**Record set:**
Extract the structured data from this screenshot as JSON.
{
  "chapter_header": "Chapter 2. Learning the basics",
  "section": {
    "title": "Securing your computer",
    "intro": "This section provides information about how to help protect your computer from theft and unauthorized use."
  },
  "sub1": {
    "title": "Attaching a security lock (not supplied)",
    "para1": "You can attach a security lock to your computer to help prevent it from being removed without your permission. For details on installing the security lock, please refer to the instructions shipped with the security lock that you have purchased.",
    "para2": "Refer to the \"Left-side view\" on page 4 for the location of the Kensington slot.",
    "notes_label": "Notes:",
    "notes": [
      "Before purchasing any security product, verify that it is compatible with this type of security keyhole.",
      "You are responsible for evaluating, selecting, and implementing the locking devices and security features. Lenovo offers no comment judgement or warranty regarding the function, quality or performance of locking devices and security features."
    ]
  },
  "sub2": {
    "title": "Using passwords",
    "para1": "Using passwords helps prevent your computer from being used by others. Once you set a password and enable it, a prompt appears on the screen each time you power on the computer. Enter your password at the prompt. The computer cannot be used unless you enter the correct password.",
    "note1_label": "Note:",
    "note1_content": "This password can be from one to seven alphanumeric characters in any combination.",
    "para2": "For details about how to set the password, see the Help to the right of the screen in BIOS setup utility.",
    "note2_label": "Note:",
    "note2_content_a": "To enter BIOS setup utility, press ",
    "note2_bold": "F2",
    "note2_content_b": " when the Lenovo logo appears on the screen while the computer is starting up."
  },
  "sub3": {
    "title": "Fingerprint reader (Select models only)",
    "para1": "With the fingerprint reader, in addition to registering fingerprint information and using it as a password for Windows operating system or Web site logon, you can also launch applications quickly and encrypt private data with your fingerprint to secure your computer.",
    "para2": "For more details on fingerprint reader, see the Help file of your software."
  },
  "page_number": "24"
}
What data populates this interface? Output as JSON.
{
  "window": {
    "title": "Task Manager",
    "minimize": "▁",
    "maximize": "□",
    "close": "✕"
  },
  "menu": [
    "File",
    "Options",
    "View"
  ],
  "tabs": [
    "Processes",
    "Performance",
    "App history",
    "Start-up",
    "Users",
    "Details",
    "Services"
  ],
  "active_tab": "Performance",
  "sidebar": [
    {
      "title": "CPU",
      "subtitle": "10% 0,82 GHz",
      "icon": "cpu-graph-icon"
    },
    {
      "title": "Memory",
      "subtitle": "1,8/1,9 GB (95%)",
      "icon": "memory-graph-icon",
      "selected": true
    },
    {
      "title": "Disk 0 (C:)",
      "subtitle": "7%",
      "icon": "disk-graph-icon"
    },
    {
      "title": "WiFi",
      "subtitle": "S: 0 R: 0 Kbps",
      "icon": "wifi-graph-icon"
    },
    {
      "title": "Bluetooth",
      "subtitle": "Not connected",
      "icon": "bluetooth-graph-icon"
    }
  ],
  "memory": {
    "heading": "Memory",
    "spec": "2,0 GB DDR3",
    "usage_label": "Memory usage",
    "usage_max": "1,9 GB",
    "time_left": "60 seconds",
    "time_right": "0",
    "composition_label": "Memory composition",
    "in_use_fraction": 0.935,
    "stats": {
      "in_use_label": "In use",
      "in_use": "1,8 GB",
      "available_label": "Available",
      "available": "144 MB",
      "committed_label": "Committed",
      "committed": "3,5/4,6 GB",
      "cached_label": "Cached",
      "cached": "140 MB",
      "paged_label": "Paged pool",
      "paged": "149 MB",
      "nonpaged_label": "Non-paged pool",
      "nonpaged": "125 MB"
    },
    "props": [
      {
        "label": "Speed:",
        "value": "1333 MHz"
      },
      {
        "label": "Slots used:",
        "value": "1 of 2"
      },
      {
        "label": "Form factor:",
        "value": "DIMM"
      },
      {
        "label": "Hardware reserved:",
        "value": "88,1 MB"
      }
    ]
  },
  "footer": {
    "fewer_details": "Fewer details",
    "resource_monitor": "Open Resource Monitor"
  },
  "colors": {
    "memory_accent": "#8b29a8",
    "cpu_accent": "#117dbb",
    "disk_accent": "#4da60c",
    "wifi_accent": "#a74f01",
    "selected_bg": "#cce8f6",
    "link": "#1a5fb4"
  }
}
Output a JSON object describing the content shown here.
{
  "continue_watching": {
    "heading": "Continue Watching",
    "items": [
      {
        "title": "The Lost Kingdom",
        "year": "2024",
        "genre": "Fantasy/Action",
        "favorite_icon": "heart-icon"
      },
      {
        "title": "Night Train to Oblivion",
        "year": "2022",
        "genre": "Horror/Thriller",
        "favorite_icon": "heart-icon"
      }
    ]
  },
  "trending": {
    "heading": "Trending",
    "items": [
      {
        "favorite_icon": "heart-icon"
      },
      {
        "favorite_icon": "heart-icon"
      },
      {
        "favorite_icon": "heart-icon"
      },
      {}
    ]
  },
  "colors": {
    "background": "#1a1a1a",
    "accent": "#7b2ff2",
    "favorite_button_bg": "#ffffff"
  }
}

**Given exercise:** From the listing above, return each line with the word "about".

**Result of the task:**
    "intro": "This section provides information about how to help protect your computer from theft and unauthorized use."
    "para2": "For details about how to set the password, see the Help to the right of the screen in BIOS setup utility.",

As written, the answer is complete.